# [Work to complete]
The records below must be output exactly, without pictures.

# [Input material]
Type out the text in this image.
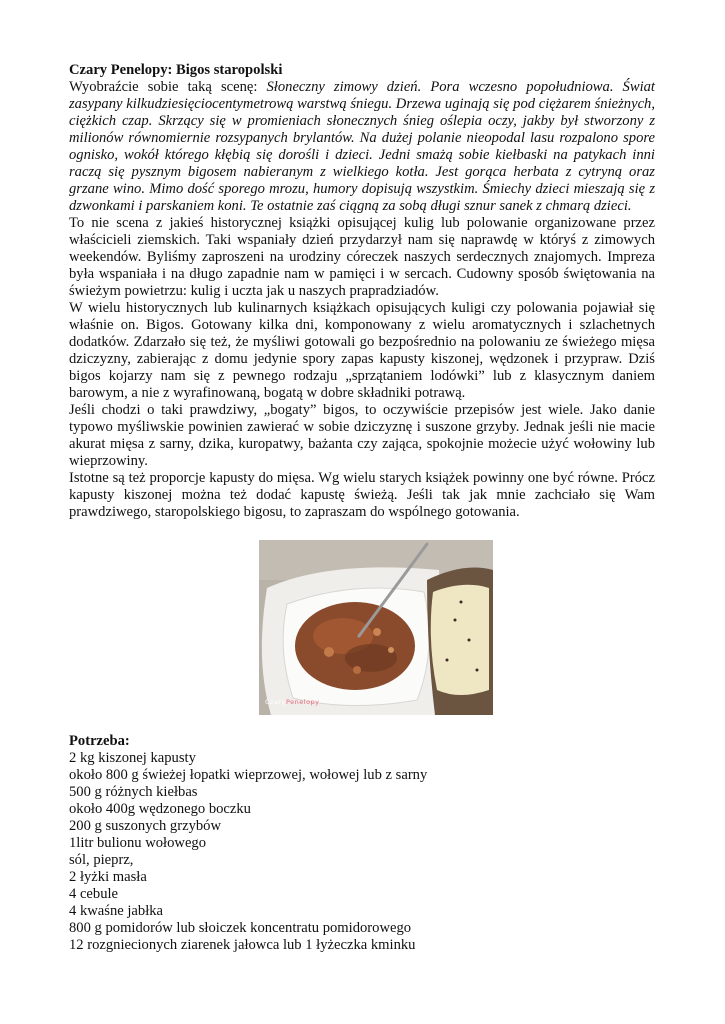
Czary Penelopy: Bigos staropolski

Wyobraźcie sobie taką scenę: Słoneczny zimowy dzień. Pora wczesno popołudniowa. Świat zasypany kilkudziesięciocentymetrową warstwą śniegu. Drzewa uginają się pod ciężarem śnieżnych, ciężkich czap. Skrzący się w promieniach słonecznych śnieg oślepia oczy, jakby był stworzony z milionów równomiernie rozsypanych brylantów. Na dużej polanie nieopodal lasu rozpalono spore ognisko, wokół którego kłębią się dorośli i dzieci. Jedni smażą sobie kiełbaski na patykach inni raczą się pysznym bigosem nabieranym z wielkiego kotła. Jest gorąca herbata z cytryną oraz grzane wino. Mimo dość sporego mrozu, humory dopisują wszystkim. Śmiechy dzieci mieszają się z dzwonkami i parskaniem koni. Te ostatnie zaś ciągną za sobą długi sznur sanek z chmarą dzieci.

To nie scena z jakieś historycznej książki opisującej kulig lub polowanie organizowane przez właścicieli ziemskich. Taki wspaniały dzień przydarzył nam się naprawdę w któryś z zimowych weekendów. Byliśmy zaproszeni na urodziny córeczek naszych serdecznych znajomych. Impreza była wspaniała i na długo zapadnie nam w pamięci i w sercach. Cudowny sposób świętowania na świeżym powietrzu: kulig i uczta jak u naszych prapradziadów.

W wielu historycznych lub kulinarnych książkach opisujących kuligi czy polowania pojawiał się właśnie on. Bigos. Gotowany kilka dni, komponowany z wielu aromatycznych i szlachetnych dodatków. Zdarzało się też, że myśliwi gotowali go bezpośrednio na polowaniu ze świeżego mięsa dziczyzny, zabierając z domu jedynie spory zapas kapusty kiszonej, wędzonek i przypraw. Dziś bigos kojarzy nam się z pewnego rodzaju „sprzątaniem lodówki” lub z klasycznym daniem barowym, a nie z wyrafinowaną, bogatą w dobre składniki potrawą.

Jeśli chodzi o taki prawdziwy, „bogaty” bigos, to oczywiście przepisów jest wiele. Jako danie typowo myśliwskie powinien zawierać w sobie dziczyznę i suszone grzyby. Jednak jeśli nie macie akurat mięsa z sarny, dzika, kuropatwy, bażanta czy zająca, spokojnie możecie użyć wołowiny lub wieprzowiny.

Istotne są też proporcje kapusty do mięsa. Wg wielu starych książek powinny one być równe. Prócz kapusty kiszonej można też dodać kapustę świeżą. Jeśli tak jak mnie zachciało się Wam prawdziwego, staropolskiego bigosu, to zapraszam do wspólnego gotowania.

CzaryPenelopy

Potrzeba:

2 kg kiszonej kapusty
około 800 g świeżej łopatki wieprzowej, wołowej lub z sarny
500 g różnych kiełbas
około 400g wędzonego boczku
200 g suszonych grzybów
1litr bulionu wołowego
sól, pieprz,
2 łyżki masła
4 cebule
4 kwaśne jabłka
800 g pomidorów lub słoiczek koncentratu pomidorowego
12 rozgniecionych ziarenek jałowca lub 1 łyżeczka kminku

# [Result]
Type out the text in this image.
Czary Penelopy: Bigos staropolski

Wyobraźcie sobie taką scenę: Słoneczny zimowy dzień. Pora wczesno popołudniowa. Świat zasypany kilkudziesięciocentymetrową warstwą śniegu. Drzewa uginają się pod ciężarem śnieżnych, ciężkich czap. Skrzący się w promieniach słonecznych śnieg oślepia oczy, jakby był stworzony z milionów równomiernie rozsypanych brylantów. Na dużej polanie nieopodal lasu rozpalono spore ognisko, wokół którego kłębią się dorośli i dzieci. Jedni smażą sobie kiełbaski na patykach inni raczą się pysznym bigosem nabieranym z wielkiego kotła. Jest gorąca herbata z cytryną oraz grzane wino. Mimo dość sporego mrozu, humory dopisują wszystkim. Śmiechy dzieci mieszają się z dzwonkami i parskaniem koni. Te ostatnie zaś ciągną za sobą długi sznur sanek z chmarą dzieci.

To nie scena z jakieś historycznej książki opisującej kulig lub polowanie organizowane przez właścicieli ziemskich. Taki wspaniały dzień przydarzył nam się naprawdę w któryś z zimowych weekendów. Byliśmy zaproszeni na urodziny córeczek naszych serdecznych znajomych. Impreza była wspaniała i na długo zapadnie nam w pamięci i w sercach. Cudowny sposób świętowania na świeżym powietrzu: kulig i uczta jak u naszych prapradziadów.

W wielu historycznych lub kulinarnych książkach opisujących kuligi czy polowania pojawiał się właśnie on. Bigos. Gotowany kilka dni, komponowany z wielu aromatycznych i szlachetnych dodatków. Zdarzało się też, że myśliwi gotowali go bezpośrednio na polowaniu ze świeżego mięsa dziczyzny, zabierając z domu jedynie spory zapas kapusty kiszonej, wędzonek i przypraw. Dziś bigos kojarzy nam się z pewnego rodzaju „sprzątaniem lodówki” lub z klasycznym daniem barowym, a nie z wyrafinowaną, bogatą w dobre składniki potrawą.

Jeśli chodzi o taki prawdziwy, „bogaty” bigos, to oczywiście przepisów jest wiele. Jako danie typowo myśliwskie powinien zawierać w sobie dziczyznę i suszone grzyby. Jednak jeśli nie macie akurat mięsa z sarny, dzika, kuropatwy, bażanta czy zająca, spokojnie możecie użyć wołowiny lub wieprzowiny.

Istotne są też proporcje kapusty do mięsa. Wg wielu starych książek powinny one być równe. Prócz kapusty kiszonej można też dodać kapustę świeżą. Jeśli tak jak mnie zachciało się Wam prawdziwego, staropolskiego bigosu, to zapraszam do wspólnego gotowania.

CzaryPenelopy

Potrzeba:

2 kg kiszonej kapusty
około 800 g świeżej łopatki wieprzowej, wołowej lub z sarny
500 g różnych kiełbas
około 400g wędzonego boczku
200 g suszonych grzybów
1litr bulionu wołowego
sól, pieprz,
2 łyżki masła
4 cebule
4 kwaśne jabłka
800 g pomidorów lub słoiczek koncentratu pomidorowego
12 rozgniecionych ziarenek jałowca lub 1 łyżeczka kminku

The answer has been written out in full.